- **Exercise description**:
Each line containing the word "page" must be reported.

=== Records shown ===

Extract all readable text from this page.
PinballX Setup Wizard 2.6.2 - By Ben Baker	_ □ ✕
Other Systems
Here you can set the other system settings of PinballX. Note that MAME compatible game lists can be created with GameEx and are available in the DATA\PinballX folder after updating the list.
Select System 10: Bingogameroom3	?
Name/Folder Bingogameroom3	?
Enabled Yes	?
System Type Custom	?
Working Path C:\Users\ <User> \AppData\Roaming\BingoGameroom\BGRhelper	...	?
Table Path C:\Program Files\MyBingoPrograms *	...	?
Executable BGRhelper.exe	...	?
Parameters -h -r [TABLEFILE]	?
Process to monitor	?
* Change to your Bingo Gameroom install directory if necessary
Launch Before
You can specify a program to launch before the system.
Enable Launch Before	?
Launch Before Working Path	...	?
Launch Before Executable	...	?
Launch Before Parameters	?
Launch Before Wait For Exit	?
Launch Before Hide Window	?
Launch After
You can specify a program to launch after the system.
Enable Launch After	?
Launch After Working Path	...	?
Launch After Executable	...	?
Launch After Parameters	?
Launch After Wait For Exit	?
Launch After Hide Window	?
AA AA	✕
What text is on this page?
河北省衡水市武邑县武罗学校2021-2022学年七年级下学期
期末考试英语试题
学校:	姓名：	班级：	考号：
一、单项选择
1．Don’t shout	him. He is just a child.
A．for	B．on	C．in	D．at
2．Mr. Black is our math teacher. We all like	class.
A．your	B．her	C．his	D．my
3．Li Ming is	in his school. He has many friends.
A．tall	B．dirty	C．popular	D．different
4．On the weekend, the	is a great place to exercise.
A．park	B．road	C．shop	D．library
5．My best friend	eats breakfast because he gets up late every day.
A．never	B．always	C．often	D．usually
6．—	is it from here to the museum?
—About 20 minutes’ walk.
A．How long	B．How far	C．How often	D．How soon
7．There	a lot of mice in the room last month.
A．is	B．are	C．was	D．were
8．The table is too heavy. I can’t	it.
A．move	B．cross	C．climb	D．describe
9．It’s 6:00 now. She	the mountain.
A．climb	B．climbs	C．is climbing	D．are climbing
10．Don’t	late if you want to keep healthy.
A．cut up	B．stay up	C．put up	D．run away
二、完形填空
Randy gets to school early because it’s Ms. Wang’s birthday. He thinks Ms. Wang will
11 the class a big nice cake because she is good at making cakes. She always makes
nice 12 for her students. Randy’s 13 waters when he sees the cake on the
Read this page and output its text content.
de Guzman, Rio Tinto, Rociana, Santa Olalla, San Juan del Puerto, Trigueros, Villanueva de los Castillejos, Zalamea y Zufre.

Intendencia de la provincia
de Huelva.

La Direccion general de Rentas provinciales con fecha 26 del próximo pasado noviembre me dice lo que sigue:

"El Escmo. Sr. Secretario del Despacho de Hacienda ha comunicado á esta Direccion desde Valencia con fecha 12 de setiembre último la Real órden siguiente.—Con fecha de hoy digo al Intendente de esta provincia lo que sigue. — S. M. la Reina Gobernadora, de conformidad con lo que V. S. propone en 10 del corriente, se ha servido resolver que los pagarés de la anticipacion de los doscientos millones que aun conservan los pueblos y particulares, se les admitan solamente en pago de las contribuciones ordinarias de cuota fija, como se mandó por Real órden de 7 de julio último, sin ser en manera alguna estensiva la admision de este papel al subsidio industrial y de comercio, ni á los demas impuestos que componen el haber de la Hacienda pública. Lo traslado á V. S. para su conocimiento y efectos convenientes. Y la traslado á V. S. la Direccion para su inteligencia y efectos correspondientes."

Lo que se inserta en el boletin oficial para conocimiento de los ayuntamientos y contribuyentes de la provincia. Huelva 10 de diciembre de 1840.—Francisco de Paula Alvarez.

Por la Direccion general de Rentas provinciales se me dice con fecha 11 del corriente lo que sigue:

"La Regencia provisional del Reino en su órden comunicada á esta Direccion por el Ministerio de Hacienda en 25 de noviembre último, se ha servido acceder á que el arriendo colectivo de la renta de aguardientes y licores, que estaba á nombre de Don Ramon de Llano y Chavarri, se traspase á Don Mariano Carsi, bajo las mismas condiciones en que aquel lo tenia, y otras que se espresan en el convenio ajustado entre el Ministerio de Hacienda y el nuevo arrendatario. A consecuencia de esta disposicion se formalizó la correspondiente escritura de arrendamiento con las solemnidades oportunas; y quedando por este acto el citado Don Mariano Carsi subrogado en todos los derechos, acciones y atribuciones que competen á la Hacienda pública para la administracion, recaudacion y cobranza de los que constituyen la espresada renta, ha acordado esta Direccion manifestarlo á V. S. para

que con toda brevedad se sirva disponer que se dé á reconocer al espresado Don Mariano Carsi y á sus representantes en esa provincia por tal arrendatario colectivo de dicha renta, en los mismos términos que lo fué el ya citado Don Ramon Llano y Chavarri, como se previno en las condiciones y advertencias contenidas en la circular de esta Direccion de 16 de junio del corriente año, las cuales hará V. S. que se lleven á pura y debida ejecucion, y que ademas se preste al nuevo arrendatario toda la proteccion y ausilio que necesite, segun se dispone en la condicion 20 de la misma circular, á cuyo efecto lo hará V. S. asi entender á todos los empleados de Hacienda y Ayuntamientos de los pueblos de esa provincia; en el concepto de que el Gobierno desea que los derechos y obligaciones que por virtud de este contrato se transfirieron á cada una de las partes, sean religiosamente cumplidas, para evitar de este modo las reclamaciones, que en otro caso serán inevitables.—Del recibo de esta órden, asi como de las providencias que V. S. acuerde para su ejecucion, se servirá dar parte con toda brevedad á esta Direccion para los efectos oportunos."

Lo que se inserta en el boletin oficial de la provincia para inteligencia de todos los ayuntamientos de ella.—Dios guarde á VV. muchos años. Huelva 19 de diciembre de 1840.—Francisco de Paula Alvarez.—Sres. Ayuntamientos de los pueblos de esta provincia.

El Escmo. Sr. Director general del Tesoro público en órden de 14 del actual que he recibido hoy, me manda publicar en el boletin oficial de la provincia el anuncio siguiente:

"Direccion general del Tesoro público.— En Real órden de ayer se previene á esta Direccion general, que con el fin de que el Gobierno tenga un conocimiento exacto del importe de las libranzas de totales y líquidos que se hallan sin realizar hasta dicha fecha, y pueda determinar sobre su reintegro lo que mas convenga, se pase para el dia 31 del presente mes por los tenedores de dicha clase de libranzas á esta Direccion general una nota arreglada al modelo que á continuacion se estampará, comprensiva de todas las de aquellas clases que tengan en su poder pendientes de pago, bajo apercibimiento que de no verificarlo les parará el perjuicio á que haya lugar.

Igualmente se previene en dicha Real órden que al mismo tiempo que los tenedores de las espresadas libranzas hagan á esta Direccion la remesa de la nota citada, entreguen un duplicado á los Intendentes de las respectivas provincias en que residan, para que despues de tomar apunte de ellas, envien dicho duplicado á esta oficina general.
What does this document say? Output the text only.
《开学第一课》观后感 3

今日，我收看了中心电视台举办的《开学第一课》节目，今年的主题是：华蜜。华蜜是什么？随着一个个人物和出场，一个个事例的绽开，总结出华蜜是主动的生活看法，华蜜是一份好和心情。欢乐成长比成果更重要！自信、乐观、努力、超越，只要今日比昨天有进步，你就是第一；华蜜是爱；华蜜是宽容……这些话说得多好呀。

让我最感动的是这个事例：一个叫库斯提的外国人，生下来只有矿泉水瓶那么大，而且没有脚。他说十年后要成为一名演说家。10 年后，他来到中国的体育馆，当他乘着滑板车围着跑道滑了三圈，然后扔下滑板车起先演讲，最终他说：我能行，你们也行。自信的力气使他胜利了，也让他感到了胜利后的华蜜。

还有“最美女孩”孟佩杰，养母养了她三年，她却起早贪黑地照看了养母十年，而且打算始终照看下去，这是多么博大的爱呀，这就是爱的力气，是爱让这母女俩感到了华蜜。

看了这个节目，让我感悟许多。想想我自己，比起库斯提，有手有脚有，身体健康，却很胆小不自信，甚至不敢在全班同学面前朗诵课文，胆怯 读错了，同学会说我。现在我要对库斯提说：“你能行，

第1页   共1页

===

- **Answer to the exercise**:
Extract all readable text from this page.
What text is on this page?
Read this page and output its text content.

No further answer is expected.